=== Required task ===
Output the entries verbatim, including every line.

↓↓↓

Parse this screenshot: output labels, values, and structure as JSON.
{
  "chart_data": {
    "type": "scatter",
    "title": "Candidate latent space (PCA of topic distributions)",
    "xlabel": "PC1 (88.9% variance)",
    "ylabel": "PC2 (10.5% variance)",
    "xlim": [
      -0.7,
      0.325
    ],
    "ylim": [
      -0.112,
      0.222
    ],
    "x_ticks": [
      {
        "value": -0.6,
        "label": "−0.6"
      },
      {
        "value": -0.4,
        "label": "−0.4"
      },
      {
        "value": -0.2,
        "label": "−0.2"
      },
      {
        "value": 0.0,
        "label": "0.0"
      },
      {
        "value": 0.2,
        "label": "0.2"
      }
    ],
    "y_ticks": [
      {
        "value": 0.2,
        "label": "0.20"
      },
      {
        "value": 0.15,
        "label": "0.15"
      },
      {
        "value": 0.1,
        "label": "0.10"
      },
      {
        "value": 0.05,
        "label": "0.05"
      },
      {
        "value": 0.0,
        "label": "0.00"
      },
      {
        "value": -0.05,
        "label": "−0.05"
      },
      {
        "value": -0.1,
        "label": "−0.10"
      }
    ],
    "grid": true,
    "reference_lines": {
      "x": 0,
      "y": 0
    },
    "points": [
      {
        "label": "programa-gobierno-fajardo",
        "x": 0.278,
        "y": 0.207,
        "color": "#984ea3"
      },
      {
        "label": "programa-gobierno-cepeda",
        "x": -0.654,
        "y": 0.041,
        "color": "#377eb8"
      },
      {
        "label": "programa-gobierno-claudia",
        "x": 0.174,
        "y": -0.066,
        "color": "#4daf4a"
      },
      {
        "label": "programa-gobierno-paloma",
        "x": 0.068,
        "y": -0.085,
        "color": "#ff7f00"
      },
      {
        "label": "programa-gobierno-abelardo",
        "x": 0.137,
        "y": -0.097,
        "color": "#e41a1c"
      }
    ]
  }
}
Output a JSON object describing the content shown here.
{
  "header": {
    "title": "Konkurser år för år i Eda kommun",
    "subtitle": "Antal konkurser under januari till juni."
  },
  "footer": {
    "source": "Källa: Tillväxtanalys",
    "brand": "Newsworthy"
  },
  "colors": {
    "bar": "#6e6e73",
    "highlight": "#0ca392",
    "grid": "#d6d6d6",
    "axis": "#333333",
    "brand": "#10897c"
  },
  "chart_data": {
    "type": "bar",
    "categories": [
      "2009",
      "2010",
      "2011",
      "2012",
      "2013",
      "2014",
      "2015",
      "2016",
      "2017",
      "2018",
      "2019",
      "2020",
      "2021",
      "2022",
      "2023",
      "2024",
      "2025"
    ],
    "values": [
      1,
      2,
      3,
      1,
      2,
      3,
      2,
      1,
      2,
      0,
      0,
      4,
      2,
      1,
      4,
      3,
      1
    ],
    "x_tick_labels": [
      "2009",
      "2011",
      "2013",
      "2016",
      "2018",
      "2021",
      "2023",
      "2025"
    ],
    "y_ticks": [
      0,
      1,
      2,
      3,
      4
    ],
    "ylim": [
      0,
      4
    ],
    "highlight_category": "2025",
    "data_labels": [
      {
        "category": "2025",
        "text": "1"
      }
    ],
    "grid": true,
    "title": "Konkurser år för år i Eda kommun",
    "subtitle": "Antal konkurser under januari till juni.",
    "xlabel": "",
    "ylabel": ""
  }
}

↑↑↑

=== Answer to the problem ===
Parse this screenshot: output labels, values, and structure as JSON.
{
  "chart_data": {
    "type": "scatter",
    "title": "Candidate latent space (PCA of topic distributions)",
    "xlabel": "PC1 (88.9% variance)",
    "ylabel": "PC2 (10.5% variance)",
    "xlim": [
      -0.7,
      0.325
    ],
    "ylim": [
      -0.112,
      0.222
    ],
    "x_ticks": [
      {
        "value": -0.6,
        "label": "−0.6"
      },
      {
        "value": -0.4,
        "label": "−0.4"
      },
      {
        "value": -0.2,
        "label": "−0.2"
      },
      {
        "value": 0.0,
        "label": "0.0"
      },
      {
        "value": 0.2,
        "label": "0.2"
      }
    ],
    "y_ticks": [
      {
        "value": 0.2,
        "label": "0.20"
      },
      {
        "value": 0.15,
        "label": "0.15"
      },
      {
        "value": 0.1,
        "label": "0.10"
      },
      {
        "value": 0.05,
        "label": "0.05"
      },
      {
        "value": 0.0,
        "label": "0.00"
      },
      {
        "value": -0.05,
        "label": "−0.05"
      },
      {
        "value": -0.1,
        "label": "−0.10"
      }
    ],
    "grid": true,
    "reference_lines": {
      "x": 0,
      "y": 0
    },
    "points": [
      {
        "label": "programa-gobierno-fajardo",
        "x": 0.278,
        "y": 0.207,
        "color": "#984ea3"
      },
      {
        "label": "programa-gobierno-cepeda",
        "x": -0.654,
        "y": 0.041,
        "color": "#377eb8"
      },
      {
        "label": "programa-gobierno-claudia",
        "x": 0.174,
        "y": -0.066,
        "color": "#4daf4a"
      },
      {
        "label": "programa-gobierno-paloma",
        "x": 0.068,
        "y": -0.085,
        "color": "#ff7f00"
      },
      {
        "label": "programa-gobierno-abelardo",
        "x": 0.137,
        "y": -0.097,
        "color": "#e41a1c"
      }
    ]
  }
}
Output a JSON object describing the content shown here.
{
  "header": {
    "title": "Konkurser år för år i Eda kommun",
    "subtitle": "Antal konkurser under januari till juni."
  },
  "footer": {
    "source": "Källa: Tillväxtanalys",
    "brand": "Newsworthy"
  },
  "colors": {
    "bar": "#6e6e73",
    "highlight": "#0ca392",
    "grid": "#d6d6d6",
    "axis": "#333333",
    "brand": "#10897c"
  },
  "chart_data": {
    "type": "bar",
    "categories": [
      "2009",
      "2010",
      "2011",
      "2012",
      "2013",
      "2014",
      "2015",
      "2016",
      "2017",
      "2018",
      "2019",
      "2020",
      "2021",
      "2022",
      "2023",
      "2024",
      "2025"
    ],
    "values": [
      1,
      2,
      3,
      1,
      2,
      3,
      2,
      1,
      2,
      0,
      0,
      4,
      2,
      1,
      4,
      3,
      1
    ],
    "x_tick_labels": [
      "2009",
      "2011",
      "2013",
      "2016",
      "2018",
      "2021",
      "2023",
      "2025"
    ],
    "y_ticks": [
      0,
      1,
      2,
      3,
      4
    ],
    "ylim": [
      0,
      4
    ],
    "highlight_category": "2025",
    "data_labels": [
      {
        "category": "2025",
        "text": "1"
      }
    ],
    "grid": true,
    "title": "Konkurser år för år i Eda kommun",
    "subtitle": "Antal konkurser under januari till juni.",
    "xlabel": "",
    "ylabel": ""
  }
}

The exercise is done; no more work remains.